▸ **Source**
╔══
With a dramatic shake-up at the highest levels of the Department of Homeland Security, President Trump has signaled that he wants to get even tougher on immigration.
But how much tougher can he get?
Trump has been frustrated with the inability of DHS to stop a surge of Central American migrant families and children from crossing the Southern border.
On Tuesday, Customs and Border Protection announced what it had predicted for days: The number of migrants apprehended at the border last month surpassed 103,000 — the highest level in more than a decade.
The president signaled that he plans to take the department in a new direction after he accepted the resignation of Secretary of Homeland Security Kirstjen Nielsen and pulled the nomination of Ronald Vitiello to be director of Immigration and Customs Enforcement.
A senior administration official said on Tuesday that the department wasn't doing enough about the border crisis or acting with enough urgency.
Now the White House is discussing new steps that could be taken to slow the flow of migrants, including bringing back a version of separating migrant families at the border. Another option on the table: ramping up deportations of immigrants already living in the U.S. illegally who have an outstanding order of removal.
Speaking briefly to reporters in the Oval Office on Tuesday, Trump said he is not looking to reinstate the controversial family separation policy he suspended last year but then implied it was an effective means of stemming unauthorized border crossings.
╚══
▸ **Stated problem 1**
Return the records starting at their first line and stopping after the line that contains "legend-label: 法国 [257, 43, 285, 59]", with both of those lines included.
The records have no connection to the text about immigration.

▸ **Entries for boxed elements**
╔══
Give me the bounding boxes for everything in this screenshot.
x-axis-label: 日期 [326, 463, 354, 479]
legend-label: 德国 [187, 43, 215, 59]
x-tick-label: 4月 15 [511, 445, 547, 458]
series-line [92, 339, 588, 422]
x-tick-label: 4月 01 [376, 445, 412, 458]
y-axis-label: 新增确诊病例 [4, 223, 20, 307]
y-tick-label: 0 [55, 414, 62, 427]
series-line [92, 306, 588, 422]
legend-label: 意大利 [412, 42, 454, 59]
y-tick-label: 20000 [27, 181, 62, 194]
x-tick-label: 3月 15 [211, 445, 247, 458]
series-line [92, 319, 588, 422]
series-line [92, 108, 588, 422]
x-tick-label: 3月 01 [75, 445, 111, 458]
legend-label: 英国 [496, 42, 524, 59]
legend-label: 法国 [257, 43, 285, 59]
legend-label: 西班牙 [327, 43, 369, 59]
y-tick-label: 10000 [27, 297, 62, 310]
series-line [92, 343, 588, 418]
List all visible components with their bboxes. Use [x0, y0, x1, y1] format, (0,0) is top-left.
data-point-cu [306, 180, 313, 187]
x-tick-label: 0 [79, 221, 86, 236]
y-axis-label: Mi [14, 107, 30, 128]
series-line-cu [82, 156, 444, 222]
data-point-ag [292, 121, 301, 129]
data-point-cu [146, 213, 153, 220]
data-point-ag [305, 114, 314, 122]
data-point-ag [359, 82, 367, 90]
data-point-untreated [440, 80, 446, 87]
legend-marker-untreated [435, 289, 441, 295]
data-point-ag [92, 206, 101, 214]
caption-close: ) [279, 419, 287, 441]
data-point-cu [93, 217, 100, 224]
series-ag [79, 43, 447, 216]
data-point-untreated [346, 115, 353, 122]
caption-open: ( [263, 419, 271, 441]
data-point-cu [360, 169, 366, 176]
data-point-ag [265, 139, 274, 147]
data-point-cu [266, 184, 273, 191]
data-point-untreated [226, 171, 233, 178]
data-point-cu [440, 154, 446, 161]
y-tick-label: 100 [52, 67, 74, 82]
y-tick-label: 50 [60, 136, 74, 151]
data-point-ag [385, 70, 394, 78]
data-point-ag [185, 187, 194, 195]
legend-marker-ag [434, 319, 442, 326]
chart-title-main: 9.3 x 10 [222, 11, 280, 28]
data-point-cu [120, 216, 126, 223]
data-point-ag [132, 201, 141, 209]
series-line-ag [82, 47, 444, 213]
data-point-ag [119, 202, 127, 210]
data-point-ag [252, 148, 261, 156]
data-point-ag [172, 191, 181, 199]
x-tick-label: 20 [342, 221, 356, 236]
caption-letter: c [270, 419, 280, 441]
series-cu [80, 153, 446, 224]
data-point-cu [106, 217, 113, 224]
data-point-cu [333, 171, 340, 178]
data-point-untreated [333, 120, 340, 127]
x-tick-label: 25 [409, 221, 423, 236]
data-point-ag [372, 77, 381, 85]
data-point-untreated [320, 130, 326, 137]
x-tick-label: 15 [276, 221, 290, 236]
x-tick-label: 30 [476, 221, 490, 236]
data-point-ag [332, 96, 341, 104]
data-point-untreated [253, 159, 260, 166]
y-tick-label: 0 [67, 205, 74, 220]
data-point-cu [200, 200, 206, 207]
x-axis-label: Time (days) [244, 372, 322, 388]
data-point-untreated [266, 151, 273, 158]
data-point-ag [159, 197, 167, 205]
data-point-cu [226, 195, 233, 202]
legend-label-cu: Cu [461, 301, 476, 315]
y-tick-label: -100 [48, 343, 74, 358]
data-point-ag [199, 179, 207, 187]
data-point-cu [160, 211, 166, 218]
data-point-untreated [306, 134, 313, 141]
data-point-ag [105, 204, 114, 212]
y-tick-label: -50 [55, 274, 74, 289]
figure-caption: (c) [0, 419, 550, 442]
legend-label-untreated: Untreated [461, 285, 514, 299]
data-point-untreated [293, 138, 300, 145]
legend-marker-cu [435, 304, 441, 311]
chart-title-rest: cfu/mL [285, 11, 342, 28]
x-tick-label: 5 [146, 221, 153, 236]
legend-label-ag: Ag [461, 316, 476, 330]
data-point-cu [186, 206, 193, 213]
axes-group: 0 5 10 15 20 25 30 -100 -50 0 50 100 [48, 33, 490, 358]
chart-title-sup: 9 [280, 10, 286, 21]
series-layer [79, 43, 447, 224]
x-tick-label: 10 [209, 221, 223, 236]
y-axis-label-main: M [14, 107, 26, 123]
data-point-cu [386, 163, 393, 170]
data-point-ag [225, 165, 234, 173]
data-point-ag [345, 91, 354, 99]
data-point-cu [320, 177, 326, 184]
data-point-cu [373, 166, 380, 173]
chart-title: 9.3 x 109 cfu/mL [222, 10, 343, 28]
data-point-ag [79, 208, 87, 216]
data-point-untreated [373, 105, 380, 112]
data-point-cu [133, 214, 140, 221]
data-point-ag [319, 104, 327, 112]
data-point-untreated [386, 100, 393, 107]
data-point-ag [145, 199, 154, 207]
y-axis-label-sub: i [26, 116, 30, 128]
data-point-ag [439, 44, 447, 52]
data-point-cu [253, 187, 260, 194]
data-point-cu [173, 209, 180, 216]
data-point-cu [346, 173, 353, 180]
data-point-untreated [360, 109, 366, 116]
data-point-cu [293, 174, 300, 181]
╚══
▸ **Stated problem 2**
Answer these questions from the text on immigration.
(a) According to Customs and Border Protection, how many migrants were apprehended at the border last month?
(b) Whose nomination did the president pull, and for what position?
(c) Besides bringing back a version of family separation, what other option is described as being on the table?

▸ **Result 1**
Give me the bounding boxes for everything in this screenshot.
x-axis-label: 日期 [326, 463, 354, 479]
legend-label: 德国 [187, 43, 215, 59]
x-tick-label: 4月 15 [511, 445, 547, 458]
series-line [92, 339, 588, 422]
x-tick-label: 4月 01 [376, 445, 412, 458]
y-axis-label: 新增确诊病例 [4, 223, 20, 307]
y-tick-label: 0 [55, 414, 62, 427]
series-line [92, 306, 588, 422]
legend-label: 意大利 [412, 42, 454, 59]
y-tick-label: 20000 [27, 181, 62, 194]
x-tick-label: 3月 15 [211, 445, 247, 458]
series-line [92, 319, 588, 422]
series-line [92, 108, 588, 422]
x-tick-label: 3月 01 [75, 445, 111, 458]
legend-label: 英国 [496, 42, 524, 59]
legend-label: 法国 [257, 43, 285, 59]

▸ **Result 2**
(a) More than 103,000.
(b) Ronald Vitiello's, to be director of Immigration and Customs Enforcement.
(c) Ramping up deportations of immigrants already living in the U.S. illegally who have an outstanding order of removal.